• _Work required_
Below are some records. Pull every line that contains the word "lower".
[Begin Exercise material]
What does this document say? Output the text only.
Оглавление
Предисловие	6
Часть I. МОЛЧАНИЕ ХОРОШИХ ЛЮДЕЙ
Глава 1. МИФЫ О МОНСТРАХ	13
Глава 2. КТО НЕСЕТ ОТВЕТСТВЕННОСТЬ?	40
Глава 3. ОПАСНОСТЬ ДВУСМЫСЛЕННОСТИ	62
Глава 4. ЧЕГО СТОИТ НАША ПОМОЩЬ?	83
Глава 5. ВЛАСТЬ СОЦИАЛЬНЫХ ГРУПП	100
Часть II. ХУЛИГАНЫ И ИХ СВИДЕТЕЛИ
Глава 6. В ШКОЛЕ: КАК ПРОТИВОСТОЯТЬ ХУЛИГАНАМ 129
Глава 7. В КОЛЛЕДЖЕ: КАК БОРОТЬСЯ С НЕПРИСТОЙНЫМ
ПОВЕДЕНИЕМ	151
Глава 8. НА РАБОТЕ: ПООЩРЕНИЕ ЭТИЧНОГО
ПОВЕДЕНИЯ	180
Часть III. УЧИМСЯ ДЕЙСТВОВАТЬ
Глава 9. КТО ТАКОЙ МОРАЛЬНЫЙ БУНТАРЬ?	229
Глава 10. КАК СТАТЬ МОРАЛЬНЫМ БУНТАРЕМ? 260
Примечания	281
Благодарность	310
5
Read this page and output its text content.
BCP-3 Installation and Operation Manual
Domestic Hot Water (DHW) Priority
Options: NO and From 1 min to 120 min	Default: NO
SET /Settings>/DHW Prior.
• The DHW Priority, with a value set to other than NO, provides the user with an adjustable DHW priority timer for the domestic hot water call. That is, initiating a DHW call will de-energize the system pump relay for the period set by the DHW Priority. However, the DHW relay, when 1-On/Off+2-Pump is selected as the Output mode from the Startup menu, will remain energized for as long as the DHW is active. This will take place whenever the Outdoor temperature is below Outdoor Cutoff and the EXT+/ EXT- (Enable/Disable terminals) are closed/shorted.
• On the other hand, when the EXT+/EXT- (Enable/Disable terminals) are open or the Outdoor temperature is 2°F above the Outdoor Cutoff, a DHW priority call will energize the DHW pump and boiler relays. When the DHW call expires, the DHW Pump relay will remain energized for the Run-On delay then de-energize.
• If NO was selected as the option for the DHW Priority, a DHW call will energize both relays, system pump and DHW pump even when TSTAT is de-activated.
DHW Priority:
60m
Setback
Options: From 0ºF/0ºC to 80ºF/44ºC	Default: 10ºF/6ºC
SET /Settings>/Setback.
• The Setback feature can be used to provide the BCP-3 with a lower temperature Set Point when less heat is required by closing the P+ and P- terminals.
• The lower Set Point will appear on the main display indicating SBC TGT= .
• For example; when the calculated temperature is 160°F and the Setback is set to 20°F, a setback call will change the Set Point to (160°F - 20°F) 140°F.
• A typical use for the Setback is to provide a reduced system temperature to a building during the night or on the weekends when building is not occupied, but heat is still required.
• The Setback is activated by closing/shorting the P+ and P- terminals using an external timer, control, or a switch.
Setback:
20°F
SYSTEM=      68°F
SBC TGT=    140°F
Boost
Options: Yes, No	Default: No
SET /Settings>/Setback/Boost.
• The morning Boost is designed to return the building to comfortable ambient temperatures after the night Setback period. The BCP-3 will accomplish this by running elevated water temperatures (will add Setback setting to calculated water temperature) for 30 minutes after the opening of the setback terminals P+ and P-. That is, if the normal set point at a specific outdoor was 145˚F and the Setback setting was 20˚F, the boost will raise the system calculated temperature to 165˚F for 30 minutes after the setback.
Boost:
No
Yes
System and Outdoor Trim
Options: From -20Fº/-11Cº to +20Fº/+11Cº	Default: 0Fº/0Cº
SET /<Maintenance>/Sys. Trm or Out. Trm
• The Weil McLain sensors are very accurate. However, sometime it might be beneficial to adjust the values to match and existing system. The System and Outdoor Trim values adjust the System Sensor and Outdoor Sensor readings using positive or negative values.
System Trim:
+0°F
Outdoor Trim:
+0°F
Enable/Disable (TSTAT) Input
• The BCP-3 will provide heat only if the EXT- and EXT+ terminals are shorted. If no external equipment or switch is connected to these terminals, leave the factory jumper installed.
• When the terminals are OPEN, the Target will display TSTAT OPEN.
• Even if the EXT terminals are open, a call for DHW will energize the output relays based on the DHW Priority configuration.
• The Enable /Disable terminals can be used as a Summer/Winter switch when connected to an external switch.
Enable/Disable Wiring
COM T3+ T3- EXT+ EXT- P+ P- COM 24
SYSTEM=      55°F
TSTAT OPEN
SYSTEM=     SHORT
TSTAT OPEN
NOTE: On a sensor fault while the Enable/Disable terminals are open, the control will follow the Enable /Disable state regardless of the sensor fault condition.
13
[End Exercise material]
[Begin Exercise material]
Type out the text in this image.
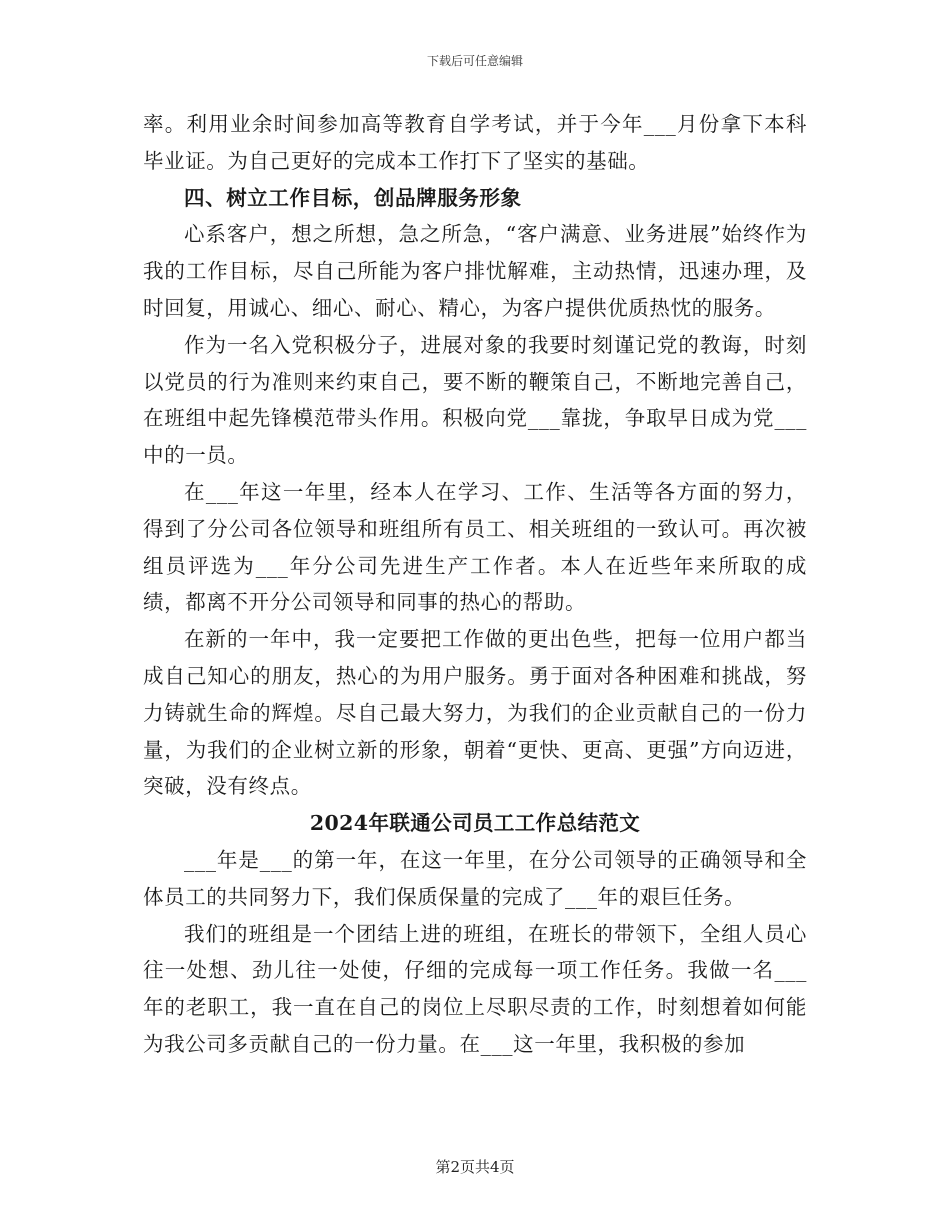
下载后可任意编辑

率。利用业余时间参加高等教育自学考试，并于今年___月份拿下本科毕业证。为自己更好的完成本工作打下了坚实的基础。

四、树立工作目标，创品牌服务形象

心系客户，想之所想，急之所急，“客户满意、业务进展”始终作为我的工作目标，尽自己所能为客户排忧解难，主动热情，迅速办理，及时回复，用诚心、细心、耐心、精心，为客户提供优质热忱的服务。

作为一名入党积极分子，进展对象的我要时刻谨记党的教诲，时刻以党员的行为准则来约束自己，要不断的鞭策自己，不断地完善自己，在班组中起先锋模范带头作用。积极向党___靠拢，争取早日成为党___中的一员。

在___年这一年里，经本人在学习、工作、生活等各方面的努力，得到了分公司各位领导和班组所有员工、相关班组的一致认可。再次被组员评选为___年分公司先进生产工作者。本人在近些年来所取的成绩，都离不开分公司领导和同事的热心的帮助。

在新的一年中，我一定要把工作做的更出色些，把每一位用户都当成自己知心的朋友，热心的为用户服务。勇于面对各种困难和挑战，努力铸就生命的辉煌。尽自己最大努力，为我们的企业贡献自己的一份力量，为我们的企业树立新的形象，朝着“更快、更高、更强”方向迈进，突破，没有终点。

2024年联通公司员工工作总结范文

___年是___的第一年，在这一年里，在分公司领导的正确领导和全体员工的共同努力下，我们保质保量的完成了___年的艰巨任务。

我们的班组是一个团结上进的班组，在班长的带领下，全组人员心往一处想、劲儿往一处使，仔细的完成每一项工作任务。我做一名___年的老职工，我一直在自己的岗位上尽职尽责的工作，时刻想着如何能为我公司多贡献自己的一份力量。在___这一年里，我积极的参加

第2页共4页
[End Exercise material]
• _The result_
• The Setback feature can be used to provide the BCP-3 with a lower temperature Set Point when less heat is required by closing the P+ and P- terminals.
• The lower Set Point will appear on the main display indicating SBC TGT= .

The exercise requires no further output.